| TO BE DONE |
a - Reproduce the part of the lathe story starting at "Seeing our obedience, the" and ending at "this instrument cost?".
b - Pick up the story about the seniors and the lathe from the point where it stops.
:: PASSAGE
Seeing our obedience, the seniors asked us to go. When we were about to move, someone from the group asked us politely whether we could buy a thing for him from the store.
“What do you want sir?” Kuttachan asked
“Buy one lathe for me”. My mouth felt dry as the senior told this. How much will this instrument cost?
A drafter cost approx 200 Rs. Will this instrument cost more than that..? I looked at kuttachen. He too seemed perplexed. We have not heard about this instrument yet. We were asked to bring scales, drafter, pencils of various grades (H, 2H, HB and B) big set of compass and A3 size papers for the drawing classes. Now comes lathe. We thought that this lathe is a big brother of the drafter and should be used in our higher semesters.
“Take this and don’t forget to give the balance 5 Rs when you bring the lathe.” Saying this, the senior took a 20 Rs note from his pocket and handed over to us. Thank god.. we sighed a relief. “What a good senior..!! He is ready to pay for the instrument. Thank god, the Mech salute really worked”. We thought ourselves.
::::
:: LISTED ENTRIES
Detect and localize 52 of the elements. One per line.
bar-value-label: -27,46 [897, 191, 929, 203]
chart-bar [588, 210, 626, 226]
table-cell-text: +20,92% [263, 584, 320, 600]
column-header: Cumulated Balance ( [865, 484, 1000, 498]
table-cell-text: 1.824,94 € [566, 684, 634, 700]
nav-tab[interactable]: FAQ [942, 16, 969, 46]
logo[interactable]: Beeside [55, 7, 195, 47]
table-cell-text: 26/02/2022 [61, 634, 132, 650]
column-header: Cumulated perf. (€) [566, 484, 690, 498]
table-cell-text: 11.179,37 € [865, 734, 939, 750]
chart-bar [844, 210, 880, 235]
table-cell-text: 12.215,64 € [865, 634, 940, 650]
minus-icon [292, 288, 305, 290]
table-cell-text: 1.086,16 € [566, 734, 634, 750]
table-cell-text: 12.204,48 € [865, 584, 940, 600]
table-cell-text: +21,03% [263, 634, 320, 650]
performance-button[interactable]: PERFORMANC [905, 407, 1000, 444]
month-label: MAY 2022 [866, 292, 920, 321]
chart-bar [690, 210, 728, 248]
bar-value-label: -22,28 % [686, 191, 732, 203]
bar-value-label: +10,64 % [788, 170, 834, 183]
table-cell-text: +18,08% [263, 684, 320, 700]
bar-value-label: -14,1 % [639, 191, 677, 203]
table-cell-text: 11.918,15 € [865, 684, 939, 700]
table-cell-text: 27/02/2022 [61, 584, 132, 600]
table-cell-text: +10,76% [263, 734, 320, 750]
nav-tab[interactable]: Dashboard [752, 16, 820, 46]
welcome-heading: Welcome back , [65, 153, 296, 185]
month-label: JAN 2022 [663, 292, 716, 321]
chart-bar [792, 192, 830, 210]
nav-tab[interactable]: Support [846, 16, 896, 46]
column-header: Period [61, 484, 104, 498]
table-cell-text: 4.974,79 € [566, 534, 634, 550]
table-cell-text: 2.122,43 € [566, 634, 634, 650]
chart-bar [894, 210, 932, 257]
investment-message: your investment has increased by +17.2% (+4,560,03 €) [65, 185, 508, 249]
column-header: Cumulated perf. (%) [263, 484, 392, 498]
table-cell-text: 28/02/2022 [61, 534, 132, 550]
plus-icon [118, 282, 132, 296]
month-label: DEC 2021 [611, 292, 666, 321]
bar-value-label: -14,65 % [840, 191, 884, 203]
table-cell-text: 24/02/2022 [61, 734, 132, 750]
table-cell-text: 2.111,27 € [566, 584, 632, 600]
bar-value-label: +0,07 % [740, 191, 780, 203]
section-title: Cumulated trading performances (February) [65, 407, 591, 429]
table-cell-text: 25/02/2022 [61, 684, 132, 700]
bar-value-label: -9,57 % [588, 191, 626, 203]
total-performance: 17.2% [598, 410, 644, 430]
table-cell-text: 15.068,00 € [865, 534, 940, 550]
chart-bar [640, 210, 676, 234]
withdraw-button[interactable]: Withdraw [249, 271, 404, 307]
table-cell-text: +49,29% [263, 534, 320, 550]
::::
| ANSWERS FOR THIS EXERCISE |
a -
Seeing our obedience, the seniors asked us to go. When we were about to move, someone from the group asked us politely whether we could buy a thing for him from the store.
“What do you want sir?” Kuttachan asked
“Buy one lathe for me”. My mouth felt dry as the senior told this. How much will this instrument cost?

b -
Store was crowded that day. I asked in my loud voice “Chetta, oru lathe tha”. Everybody in the store gave us a perplexed look. Some started laughing.
“Ividilla, mech workshopil poye chodikku...” answered the store keeper.
“Stock theernu poyathano chetta..?” Kuttachan was eager to know. Everybody in the store laughed. We didnt understand anything. We decided to reach the mech workshop asap. The seniors were not seen when we came out of the store. We marched straight to the mech workshop.
“Eda avide vere store undo..? avide stock undakumo..?” Kuttachan was full of doubts.
We reached Mech workshop. Seeing a senior I asked him “Sir, ividuthe store evideya?”
“Enthina” his reply was fast
“Oru lathe venam”
“Aarka”
“Oru senior ina” Saying this I took the 20 Rs note from my pocket.
“Ethu type lathe venam?” such a question was not expected from him.
“4 jaw veno atho 3 jaw ullathu mathiyo?” he asked. We stood puzzled. Finally we decided to go back to the senior and ask him which type he wanted. We bunked the next hour and after roaming around the campus for 30 minutes we found him and asked which one he need.
“3 jaw is enough. Get me the lathe in another 10 min. If you are late, bring the lathe to my hostel, Mathathil buildings in 8th mile after 8 pm.” This time his sound was rude. Going to his room at 8 pm was beyond imagination.
“It’s dreadful to go to a senior’s room at 8 pm.” Kuttachen said. I too thought the same. We ran towards the workshop and saw the senior there.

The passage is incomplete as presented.